_STATED GOAL_
Repeat the records verbatim and leave the pictures out of your copy.

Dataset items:

---

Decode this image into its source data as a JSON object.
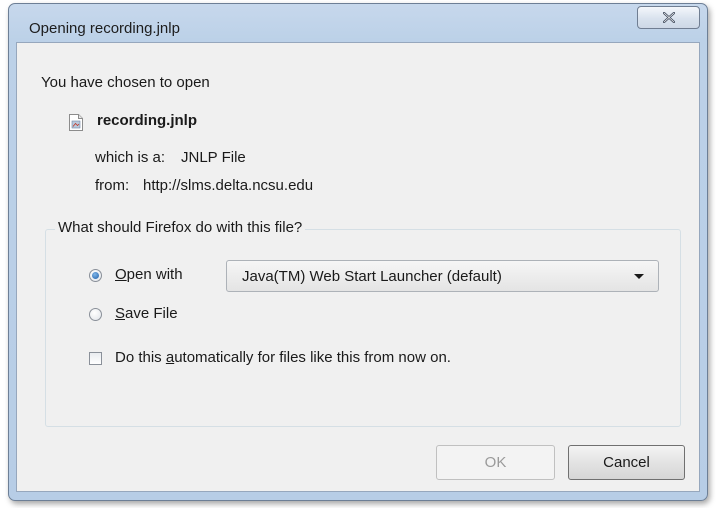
{
  "window": {
    "title": "Opening recording.jnlp"
  },
  "dialog": {
    "intro": "You have chosen to open",
    "file_name": "recording.jnlp",
    "which_is_label": "which is a:",
    "which_is_value": "JNLP File",
    "from_label": "from:",
    "from_value": "http://slms.delta.ncsu.edu",
    "group_title": "What should Firefox do with this file?",
    "open_with": {
      "mnemonic": "O",
      "rest": "pen with",
      "selected": true
    },
    "open_with_app": "Java(TM) Web Start Launcher (default)",
    "save_file": {
      "mnemonic": "S",
      "rest": "ave File",
      "selected": false
    },
    "auto": {
      "before": "Do this ",
      "mnemonic": "a",
      "after": "utomatically for files like this from now on.",
      "checked": false
    }
  },
  "buttons": {
    "ok": "OK",
    "cancel": "Cancel"
  },
  "icons": {
    "close": "close-icon",
    "file": "jnlp-file-icon",
    "dropdown": "chevron-down-icon"
  }
}
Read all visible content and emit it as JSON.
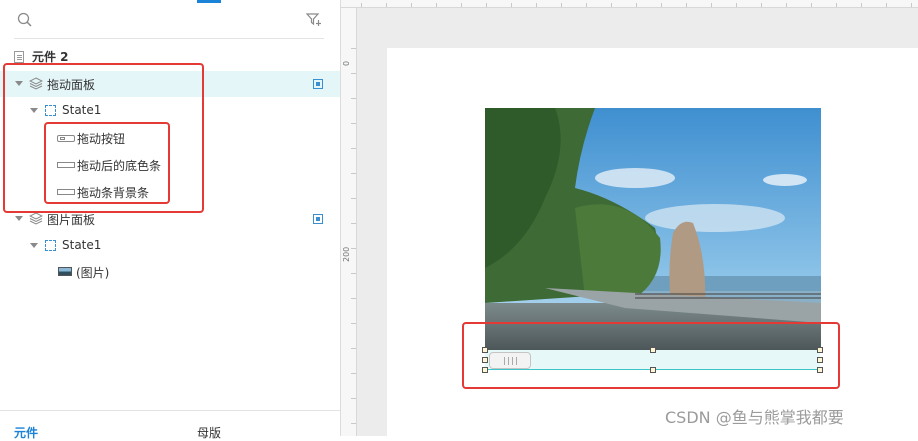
{
  "toolbar": {
    "search_icon": "search-icon",
    "filter_icon": "filter-icon"
  },
  "tree": {
    "title": "元件 2",
    "items": [
      {
        "label": "拖动面板",
        "icon": "layers-icon"
      },
      {
        "label": "State1",
        "icon": "state-icon"
      },
      {
        "label": "拖动按钮",
        "icon": "button-icon"
      },
      {
        "label": "拖动后的底色条",
        "icon": "rectangle-icon"
      },
      {
        "label": "拖动条背景条",
        "icon": "rectangle-icon"
      },
      {
        "label": "图片面板",
        "icon": "layers-icon"
      },
      {
        "label": "State1",
        "icon": "state-icon"
      },
      {
        "label": "(图片)",
        "icon": "image-icon"
      }
    ]
  },
  "bottom_tabs": [
    {
      "label": "元件",
      "active": true
    },
    {
      "label": "母版",
      "active": false
    }
  ],
  "ruler": {
    "v_labels": [
      "0",
      "200"
    ]
  },
  "watermark": "CSDN @鱼与熊掌我都要",
  "colors": {
    "accent": "#1a82d7",
    "highlight": "#e53935",
    "selected_row": "#e5f6f9",
    "slider_fill": "#e7f8f9",
    "slider_line": "#3dc6c9"
  }
}
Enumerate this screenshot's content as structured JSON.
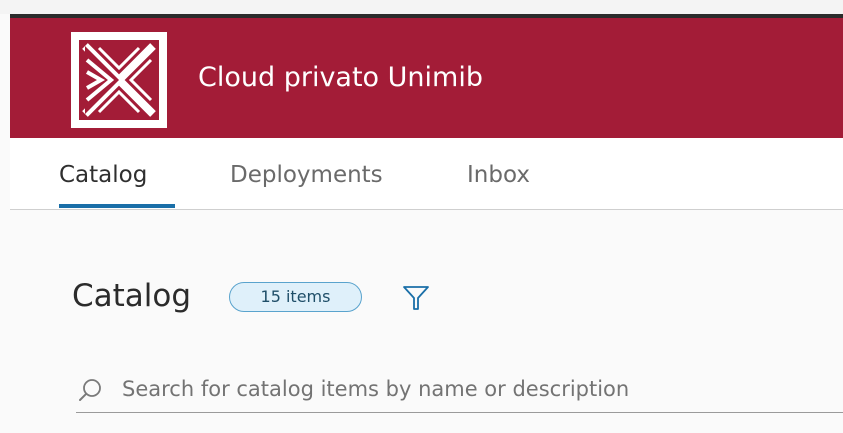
{
  "header": {
    "app_title": "Cloud privato Unimib",
    "logo_icon": "unimib-logo-icon",
    "background_color": "#a31c37"
  },
  "tabs": [
    {
      "label": "Catalog",
      "active": true
    },
    {
      "label": "Deployments",
      "active": false
    },
    {
      "label": "Inbox",
      "active": false
    }
  ],
  "main": {
    "title": "Catalog",
    "count_badge": "15 items",
    "filter_icon": "filter-icon",
    "search": {
      "placeholder": "Search for catalog items by name or description",
      "value": "",
      "icon": "search-icon"
    }
  },
  "colors": {
    "accent": "#1a6fa8",
    "badge_border": "#59a3cd",
    "badge_fill": "#dff0fa"
  }
}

---

_SOLUTION TO THIS PROBLEM_
Decode this image into its source data as a JSON object.
{
  "window": {
    "title": "Opening recording.jnlp"
  },
  "dialog": {
    "intro": "You have chosen to open",
    "file_name": "recording.jnlp",
    "which_is_label": "which is a:",
    "which_is_value": "JNLP File",
    "from_label": "from:",
    "from_value": "http://slms.delta.ncsu.edu",
    "group_title": "What should Firefox do with this file?",
    "open_with": {
      "mnemonic": "O",
      "rest": "pen with",
      "selected": true
    },
    "open_with_app": "Java(TM) Web Start Launcher (default)",
    "save_file": {
      "mnemonic": "S",
      "rest": "ave File",
      "selected": false
    },
    "auto": {
      "before": "Do this ",
      "mnemonic": "a",
      "after": "utomatically for files like this from now on.",
      "checked": false
    }
  },
  "buttons": {
    "ok": "OK",
    "cancel": "Cancel"
  },
  "icons": {
    "close": "close-icon",
    "file": "jnlp-file-icon",
    "dropdown": "chevron-down-icon"
  }
}
Read all visible content and emit it as JSON.
{
  "toolbar": {
    "search_icon": "search-icon",
    "filter_icon": "filter-icon"
  },
  "tree": {
    "title": "元件 2",
    "items": [
      {
        "label": "拖动面板",
        "icon": "layers-icon"
      },
      {
        "label": "State1",
        "icon": "state-icon"
      },
      {
        "label": "拖动按钮",
        "icon": "button-icon"
      },
      {
        "label": "拖动后的底色条",
        "icon": "rectangle-icon"
      },
      {
        "label": "拖动条背景条",
        "icon": "rectangle-icon"
      },
      {
        "label": "图片面板",
        "icon": "layers-icon"
      },
      {
        "label": "State1",
        "icon": "state-icon"
      },
      {
        "label": "(图片)",
        "icon": "image-icon"
      }
    ]
  },
  "bottom_tabs": [
    {
      "label": "元件",
      "active": true
    },
    {
      "label": "母版",
      "active": false
    }
  ],
  "ruler": {
    "v_labels": [
      "0",
      "200"
    ]
  },
  "watermark": "CSDN @鱼与熊掌我都要",
  "colors": {
    "accent": "#1a82d7",
    "highlight": "#e53935",
    "selected_row": "#e5f6f9",
    "slider_fill": "#e7f8f9",
    "slider_line": "#3dc6c9"
  }
}
Enumerate this screenshot's content as structured JSON.
{
  "header": {
    "app_title": "Cloud privato Unimib",
    "logo_icon": "unimib-logo-icon",
    "background_color": "#a31c37"
  },
  "tabs": [
    {
      "label": "Catalog",
      "active": true
    },
    {
      "label": "Deployments",
      "active": false
    },
    {
      "label": "Inbox",
      "active": false
    }
  ],
  "main": {
    "title": "Catalog",
    "count_badge": "15 items",
    "filter_icon": "filter-icon",
    "search": {
      "placeholder": "Search for catalog items by name or description",
      "value": "",
      "icon": "search-icon"
    }
  },
  "colors": {
    "accent": "#1a6fa8",
    "badge_border": "#59a3cd",
    "badge_fill": "#dff0fa"
  }
}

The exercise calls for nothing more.